## [RECORDS FOR THIS TASK]
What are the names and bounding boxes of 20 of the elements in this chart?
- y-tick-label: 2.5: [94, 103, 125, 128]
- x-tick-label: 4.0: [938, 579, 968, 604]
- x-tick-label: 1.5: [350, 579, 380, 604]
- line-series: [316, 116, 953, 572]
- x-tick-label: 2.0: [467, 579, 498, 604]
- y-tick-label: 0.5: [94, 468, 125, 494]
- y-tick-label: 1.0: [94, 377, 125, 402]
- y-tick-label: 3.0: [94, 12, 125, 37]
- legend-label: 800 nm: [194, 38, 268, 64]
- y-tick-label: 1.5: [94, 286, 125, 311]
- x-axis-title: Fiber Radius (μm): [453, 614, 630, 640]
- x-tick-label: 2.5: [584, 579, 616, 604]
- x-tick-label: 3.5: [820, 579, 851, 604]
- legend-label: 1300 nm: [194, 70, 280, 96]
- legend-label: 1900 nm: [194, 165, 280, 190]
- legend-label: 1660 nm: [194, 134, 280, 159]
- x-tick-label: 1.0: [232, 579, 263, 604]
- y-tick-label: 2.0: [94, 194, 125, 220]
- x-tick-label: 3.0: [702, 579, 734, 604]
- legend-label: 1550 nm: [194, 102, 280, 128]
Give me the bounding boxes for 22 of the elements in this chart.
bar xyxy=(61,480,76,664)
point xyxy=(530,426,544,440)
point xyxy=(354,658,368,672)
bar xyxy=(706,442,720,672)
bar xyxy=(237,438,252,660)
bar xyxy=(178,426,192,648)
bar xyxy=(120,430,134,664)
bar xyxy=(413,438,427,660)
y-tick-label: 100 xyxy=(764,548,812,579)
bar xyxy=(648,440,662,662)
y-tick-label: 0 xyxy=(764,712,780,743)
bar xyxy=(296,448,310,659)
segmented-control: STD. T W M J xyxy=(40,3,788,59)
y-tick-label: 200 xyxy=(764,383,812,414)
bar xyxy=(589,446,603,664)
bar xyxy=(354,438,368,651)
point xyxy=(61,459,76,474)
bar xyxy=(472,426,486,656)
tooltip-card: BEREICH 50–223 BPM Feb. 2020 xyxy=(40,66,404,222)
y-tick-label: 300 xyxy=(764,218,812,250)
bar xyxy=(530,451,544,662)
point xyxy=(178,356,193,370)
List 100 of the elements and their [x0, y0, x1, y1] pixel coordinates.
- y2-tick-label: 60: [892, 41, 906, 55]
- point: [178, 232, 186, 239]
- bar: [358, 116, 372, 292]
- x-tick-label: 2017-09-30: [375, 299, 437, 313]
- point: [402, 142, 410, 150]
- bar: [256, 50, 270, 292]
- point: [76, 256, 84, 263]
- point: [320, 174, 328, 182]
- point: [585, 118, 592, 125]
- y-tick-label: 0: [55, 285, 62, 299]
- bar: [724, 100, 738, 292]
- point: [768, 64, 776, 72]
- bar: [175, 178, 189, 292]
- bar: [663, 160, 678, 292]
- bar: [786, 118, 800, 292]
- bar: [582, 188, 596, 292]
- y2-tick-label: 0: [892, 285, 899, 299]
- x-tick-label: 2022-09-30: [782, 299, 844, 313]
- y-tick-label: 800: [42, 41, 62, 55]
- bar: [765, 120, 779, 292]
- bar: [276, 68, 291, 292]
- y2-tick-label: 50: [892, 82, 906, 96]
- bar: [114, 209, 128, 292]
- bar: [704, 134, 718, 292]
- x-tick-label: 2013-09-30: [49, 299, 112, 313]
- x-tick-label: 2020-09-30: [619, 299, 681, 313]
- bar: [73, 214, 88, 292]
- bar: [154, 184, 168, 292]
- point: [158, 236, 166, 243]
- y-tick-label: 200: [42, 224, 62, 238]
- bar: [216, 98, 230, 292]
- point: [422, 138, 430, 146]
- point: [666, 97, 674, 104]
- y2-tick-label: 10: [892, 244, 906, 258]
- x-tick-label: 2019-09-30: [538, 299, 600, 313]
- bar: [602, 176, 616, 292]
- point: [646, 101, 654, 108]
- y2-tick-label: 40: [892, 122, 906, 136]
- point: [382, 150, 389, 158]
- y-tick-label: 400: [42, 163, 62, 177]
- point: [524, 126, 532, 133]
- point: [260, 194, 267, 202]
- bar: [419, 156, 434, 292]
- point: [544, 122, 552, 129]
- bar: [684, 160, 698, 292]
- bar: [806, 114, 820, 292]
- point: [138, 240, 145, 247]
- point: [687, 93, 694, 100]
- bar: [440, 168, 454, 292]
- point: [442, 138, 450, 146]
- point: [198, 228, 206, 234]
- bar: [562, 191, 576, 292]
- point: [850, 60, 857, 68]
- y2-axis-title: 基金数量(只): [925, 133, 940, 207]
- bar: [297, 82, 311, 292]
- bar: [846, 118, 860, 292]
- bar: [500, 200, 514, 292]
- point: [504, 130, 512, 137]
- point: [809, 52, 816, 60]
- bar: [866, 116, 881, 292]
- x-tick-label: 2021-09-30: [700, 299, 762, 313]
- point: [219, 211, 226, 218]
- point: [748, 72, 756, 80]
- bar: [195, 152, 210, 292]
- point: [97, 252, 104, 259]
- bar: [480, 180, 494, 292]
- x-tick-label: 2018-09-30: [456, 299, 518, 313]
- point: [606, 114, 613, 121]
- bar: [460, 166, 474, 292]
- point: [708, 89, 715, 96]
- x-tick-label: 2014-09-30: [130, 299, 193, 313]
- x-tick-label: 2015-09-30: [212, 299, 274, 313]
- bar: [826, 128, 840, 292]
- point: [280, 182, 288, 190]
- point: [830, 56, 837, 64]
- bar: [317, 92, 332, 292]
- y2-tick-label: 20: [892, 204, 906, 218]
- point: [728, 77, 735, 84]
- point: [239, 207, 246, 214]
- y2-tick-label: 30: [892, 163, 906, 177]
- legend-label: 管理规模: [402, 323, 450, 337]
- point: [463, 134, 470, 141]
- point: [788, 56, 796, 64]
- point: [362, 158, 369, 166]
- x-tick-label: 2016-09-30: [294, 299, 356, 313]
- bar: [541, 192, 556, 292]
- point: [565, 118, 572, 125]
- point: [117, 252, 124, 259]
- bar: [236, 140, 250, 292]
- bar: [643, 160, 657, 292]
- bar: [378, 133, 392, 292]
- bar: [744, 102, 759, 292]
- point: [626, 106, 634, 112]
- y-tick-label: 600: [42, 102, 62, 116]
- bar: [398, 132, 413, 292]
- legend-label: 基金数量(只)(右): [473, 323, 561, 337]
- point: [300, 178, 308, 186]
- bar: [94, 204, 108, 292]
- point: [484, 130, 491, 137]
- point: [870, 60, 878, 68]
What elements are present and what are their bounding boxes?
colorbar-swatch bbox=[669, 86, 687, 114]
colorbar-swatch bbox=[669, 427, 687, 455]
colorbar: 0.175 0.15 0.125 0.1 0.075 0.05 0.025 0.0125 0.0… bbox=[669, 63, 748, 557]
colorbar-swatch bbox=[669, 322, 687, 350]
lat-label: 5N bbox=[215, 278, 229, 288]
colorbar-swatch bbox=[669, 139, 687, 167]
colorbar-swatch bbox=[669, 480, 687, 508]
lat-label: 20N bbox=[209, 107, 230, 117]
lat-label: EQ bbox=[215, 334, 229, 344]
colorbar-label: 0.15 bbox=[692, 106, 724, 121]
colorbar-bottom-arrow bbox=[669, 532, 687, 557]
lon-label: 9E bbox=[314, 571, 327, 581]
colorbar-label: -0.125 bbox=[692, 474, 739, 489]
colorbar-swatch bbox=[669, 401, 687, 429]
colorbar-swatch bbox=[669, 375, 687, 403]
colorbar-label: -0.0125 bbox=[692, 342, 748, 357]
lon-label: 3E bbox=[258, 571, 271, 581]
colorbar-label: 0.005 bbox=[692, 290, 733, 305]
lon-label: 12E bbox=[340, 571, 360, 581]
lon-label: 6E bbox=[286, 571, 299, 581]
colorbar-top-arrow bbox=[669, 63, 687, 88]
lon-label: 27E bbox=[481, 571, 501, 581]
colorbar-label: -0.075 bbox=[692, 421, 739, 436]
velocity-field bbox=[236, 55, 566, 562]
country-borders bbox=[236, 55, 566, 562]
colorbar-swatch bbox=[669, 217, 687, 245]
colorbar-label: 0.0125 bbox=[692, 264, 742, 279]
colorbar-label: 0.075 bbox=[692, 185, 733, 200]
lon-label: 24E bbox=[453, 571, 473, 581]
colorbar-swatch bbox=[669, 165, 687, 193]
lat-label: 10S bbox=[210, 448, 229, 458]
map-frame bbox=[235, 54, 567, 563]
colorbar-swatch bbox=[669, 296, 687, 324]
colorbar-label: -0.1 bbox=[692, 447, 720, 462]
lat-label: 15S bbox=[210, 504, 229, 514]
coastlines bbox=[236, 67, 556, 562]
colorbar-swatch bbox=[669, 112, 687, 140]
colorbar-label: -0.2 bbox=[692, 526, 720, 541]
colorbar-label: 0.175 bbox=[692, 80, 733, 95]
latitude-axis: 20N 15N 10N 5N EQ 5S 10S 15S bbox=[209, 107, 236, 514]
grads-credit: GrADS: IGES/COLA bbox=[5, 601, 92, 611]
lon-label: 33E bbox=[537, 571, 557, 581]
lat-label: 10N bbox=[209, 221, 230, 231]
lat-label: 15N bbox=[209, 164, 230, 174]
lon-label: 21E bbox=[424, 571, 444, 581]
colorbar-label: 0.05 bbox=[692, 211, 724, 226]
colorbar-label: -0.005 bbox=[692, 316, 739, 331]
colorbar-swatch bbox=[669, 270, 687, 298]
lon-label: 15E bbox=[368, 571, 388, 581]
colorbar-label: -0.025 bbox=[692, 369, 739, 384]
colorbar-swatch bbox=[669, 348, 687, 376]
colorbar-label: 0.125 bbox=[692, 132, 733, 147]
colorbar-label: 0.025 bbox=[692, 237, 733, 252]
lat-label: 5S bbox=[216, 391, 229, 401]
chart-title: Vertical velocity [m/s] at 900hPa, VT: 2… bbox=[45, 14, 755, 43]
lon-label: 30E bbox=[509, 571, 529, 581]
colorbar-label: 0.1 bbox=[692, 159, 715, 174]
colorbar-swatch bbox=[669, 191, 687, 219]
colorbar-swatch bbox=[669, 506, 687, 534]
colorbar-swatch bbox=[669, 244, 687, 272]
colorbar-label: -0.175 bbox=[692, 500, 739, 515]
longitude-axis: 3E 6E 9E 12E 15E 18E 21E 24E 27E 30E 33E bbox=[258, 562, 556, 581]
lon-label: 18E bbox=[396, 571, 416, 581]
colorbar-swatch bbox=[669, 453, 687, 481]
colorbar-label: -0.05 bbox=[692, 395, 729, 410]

## [WHAT NEEDS TO BE DONE]
Print the records above, from the first line up to and including the line with "- y-tick-label: 0.5: [94, 468, 125, 494]", reproducing each line precisely.

## [RESULT]
What are the names and bounding boxes of 20 of the elements in this chart?
- y-tick-label: 2.5: [94, 103, 125, 128]
- x-tick-label: 4.0: [938, 579, 968, 604]
- x-tick-label: 1.5: [350, 579, 380, 604]
- line-series: [316, 116, 953, 572]
- x-tick-label: 2.0: [467, 579, 498, 604]
- y-tick-label: 0.5: [94, 468, 125, 494]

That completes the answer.